▸ Instructions for the task
Repeat the listing below in full, exactly as it stands.

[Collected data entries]
:::::
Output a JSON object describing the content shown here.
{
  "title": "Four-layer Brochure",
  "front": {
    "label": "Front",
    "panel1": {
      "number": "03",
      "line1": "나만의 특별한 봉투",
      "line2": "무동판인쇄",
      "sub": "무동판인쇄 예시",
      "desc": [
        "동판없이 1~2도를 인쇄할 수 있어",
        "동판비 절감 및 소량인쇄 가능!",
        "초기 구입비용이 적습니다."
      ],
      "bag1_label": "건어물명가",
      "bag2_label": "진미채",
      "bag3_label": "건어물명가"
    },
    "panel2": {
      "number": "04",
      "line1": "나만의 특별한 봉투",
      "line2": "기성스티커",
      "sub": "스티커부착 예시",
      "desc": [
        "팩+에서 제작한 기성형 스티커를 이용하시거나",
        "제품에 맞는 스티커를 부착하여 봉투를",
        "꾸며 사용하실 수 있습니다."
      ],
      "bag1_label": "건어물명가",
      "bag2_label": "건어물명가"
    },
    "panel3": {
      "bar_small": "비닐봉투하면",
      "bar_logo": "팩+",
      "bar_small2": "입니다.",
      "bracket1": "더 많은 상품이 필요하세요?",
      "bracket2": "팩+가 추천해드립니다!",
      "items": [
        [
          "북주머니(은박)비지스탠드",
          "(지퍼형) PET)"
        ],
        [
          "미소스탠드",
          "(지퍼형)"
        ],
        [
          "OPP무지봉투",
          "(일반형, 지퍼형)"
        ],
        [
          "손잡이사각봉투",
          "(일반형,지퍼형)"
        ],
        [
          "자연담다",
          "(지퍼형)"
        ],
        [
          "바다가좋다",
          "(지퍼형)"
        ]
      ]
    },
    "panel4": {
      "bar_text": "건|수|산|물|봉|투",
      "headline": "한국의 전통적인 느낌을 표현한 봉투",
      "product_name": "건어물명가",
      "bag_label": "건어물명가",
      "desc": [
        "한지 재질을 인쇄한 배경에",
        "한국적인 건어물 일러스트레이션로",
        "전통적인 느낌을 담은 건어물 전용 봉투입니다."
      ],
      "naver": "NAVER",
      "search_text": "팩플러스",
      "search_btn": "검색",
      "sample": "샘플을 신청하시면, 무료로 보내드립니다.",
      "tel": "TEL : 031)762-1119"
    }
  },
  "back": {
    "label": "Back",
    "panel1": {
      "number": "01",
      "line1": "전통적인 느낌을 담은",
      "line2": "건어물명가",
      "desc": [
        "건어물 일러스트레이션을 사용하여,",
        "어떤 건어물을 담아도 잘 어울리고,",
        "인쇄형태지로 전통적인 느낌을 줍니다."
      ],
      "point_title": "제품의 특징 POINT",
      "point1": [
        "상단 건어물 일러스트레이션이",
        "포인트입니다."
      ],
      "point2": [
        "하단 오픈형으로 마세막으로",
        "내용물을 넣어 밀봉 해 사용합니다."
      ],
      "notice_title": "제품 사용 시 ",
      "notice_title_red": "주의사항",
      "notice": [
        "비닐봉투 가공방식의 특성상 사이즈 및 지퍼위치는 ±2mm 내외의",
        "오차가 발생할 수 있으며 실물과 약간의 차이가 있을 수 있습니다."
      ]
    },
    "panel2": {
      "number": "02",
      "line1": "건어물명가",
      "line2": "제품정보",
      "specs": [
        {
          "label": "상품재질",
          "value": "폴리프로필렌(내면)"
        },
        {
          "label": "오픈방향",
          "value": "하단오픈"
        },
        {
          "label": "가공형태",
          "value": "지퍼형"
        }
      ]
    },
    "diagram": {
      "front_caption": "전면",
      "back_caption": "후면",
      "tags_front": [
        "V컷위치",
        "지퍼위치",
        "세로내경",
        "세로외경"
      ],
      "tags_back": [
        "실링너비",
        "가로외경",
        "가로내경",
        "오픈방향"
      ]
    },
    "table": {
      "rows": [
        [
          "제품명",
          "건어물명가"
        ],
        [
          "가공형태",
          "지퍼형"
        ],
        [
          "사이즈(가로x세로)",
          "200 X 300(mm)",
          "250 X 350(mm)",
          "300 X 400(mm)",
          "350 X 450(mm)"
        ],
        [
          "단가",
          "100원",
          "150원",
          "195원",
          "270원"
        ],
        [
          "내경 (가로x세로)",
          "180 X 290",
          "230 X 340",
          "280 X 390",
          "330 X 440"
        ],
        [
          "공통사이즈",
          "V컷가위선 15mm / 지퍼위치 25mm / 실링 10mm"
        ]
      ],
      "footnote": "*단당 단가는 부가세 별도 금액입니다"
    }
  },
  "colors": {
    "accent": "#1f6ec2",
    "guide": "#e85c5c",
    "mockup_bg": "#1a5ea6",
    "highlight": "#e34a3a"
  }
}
:::::
▸ Task result
Output a JSON object describing the content shown here.
{
  "title": "Four-layer Brochure",
  "front": {
    "label": "Front",
    "panel1": {
      "number": "03",
      "line1": "나만의 특별한 봉투",
      "line2": "무동판인쇄",
      "sub": "무동판인쇄 예시",
      "desc": [
        "동판없이 1~2도를 인쇄할 수 있어",
        "동판비 절감 및 소량인쇄 가능!",
        "초기 구입비용이 적습니다."
      ],
      "bag1_label": "건어물명가",
      "bag2_label": "진미채",
      "bag3_label": "건어물명가"
    },
    "panel2": {
      "number": "04",
      "line1": "나만의 특별한 봉투",
      "line2": "기성스티커",
      "sub": "스티커부착 예시",
      "desc": [
        "팩+에서 제작한 기성형 스티커를 이용하시거나",
        "제품에 맞는 스티커를 부착하여 봉투를",
        "꾸며 사용하실 수 있습니다."
      ],
      "bag1_label": "건어물명가",
      "bag2_label": "건어물명가"
    },
    "panel3": {
      "bar_small": "비닐봉투하면",
      "bar_logo": "팩+",
      "bar_small2": "입니다.",
      "bracket1": "더 많은 상품이 필요하세요?",
      "bracket2": "팩+가 추천해드립니다!",
      "items": [
        [
          "북주머니(은박)비지스탠드",
          "(지퍼형) PET)"
        ],
        [
          "미소스탠드",
          "(지퍼형)"
        ],
        [
          "OPP무지봉투",
          "(일반형, 지퍼형)"
        ],
        [
          "손잡이사각봉투",
          "(일반형,지퍼형)"
        ],
        [
          "자연담다",
          "(지퍼형)"
        ],
        [
          "바다가좋다",
          "(지퍼형)"
        ]
      ]
    },
    "panel4": {
      "bar_text": "건|수|산|물|봉|투",
      "headline": "한국의 전통적인 느낌을 표현한 봉투",
      "product_name": "건어물명가",
      "bag_label": "건어물명가",
      "desc": [
        "한지 재질을 인쇄한 배경에",
        "한국적인 건어물 일러스트레이션로",
        "전통적인 느낌을 담은 건어물 전용 봉투입니다."
      ],
      "naver": "NAVER",
      "search_text": "팩플러스",
      "search_btn": "검색",
      "sample": "샘플을 신청하시면, 무료로 보내드립니다.",
      "tel": "TEL : 031)762-1119"
    }
  },
  "back": {
    "label": "Back",
    "panel1": {
      "number": "01",
      "line1": "전통적인 느낌을 담은",
      "line2": "건어물명가",
      "desc": [
        "건어물 일러스트레이션을 사용하여,",
        "어떤 건어물을 담아도 잘 어울리고,",
        "인쇄형태지로 전통적인 느낌을 줍니다."
      ],
      "point_title": "제품의 특징 POINT",
      "point1": [
        "상단 건어물 일러스트레이션이",
        "포인트입니다."
      ],
      "point2": [
        "하단 오픈형으로 마세막으로",
        "내용물을 넣어 밀봉 해 사용합니다."
      ],
      "notice_title": "제품 사용 시 ",
      "notice_title_red": "주의사항",
      "notice": [
        "비닐봉투 가공방식의 특성상 사이즈 및 지퍼위치는 ±2mm 내외의",
        "오차가 발생할 수 있으며 실물과 약간의 차이가 있을 수 있습니다."
      ]
    },
    "panel2": {
      "number": "02",
      "line1": "건어물명가",
      "line2": "제품정보",
      "specs": [
        {
          "label": "상품재질",
          "value": "폴리프로필렌(내면)"
        },
        {
          "label": "오픈방향",
          "value": "하단오픈"
        },
        {
          "label": "가공형태",
          "value": "지퍼형"
        }
      ]
    },
    "diagram": {
      "front_caption": "전면",
      "back_caption": "후면",
      "tags_front": [
        "V컷위치",
        "지퍼위치",
        "세로내경",
        "세로외경"
      ],
      "tags_back": [
        "실링너비",
        "가로외경",
        "가로내경",
        "오픈방향"
      ]
    },
    "table": {
      "rows": [
        [
          "제품명",
          "건어물명가"
        ],
        [
          "가공형태",
          "지퍼형"
        ],
        [
          "사이즈(가로x세로)",
          "200 X 300(mm)",
          "250 X 350(mm)",
          "300 X 400(mm)",
          "350 X 450(mm)"
        ],
        [
          "단가",
          "100원",
          "150원",
          "195원",
          "270원"
        ],
        [
          "내경 (가로x세로)",
          "180 X 290",
          "230 X 340",
          "280 X 390",
          "330 X 440"
        ],
        [
          "공통사이즈",
          "V컷가위선 15mm / 지퍼위치 25mm / 실링 10mm"
        ]
      ],
      "footnote": "*단당 단가는 부가세 별도 금액입니다"
    }
  },
  "colors": {
    "accent": "#1f6ec2",
    "guide": "#e85c5c",
    "mockup_bg": "#1a5ea6",
    "highlight": "#e34a3a"
  }
}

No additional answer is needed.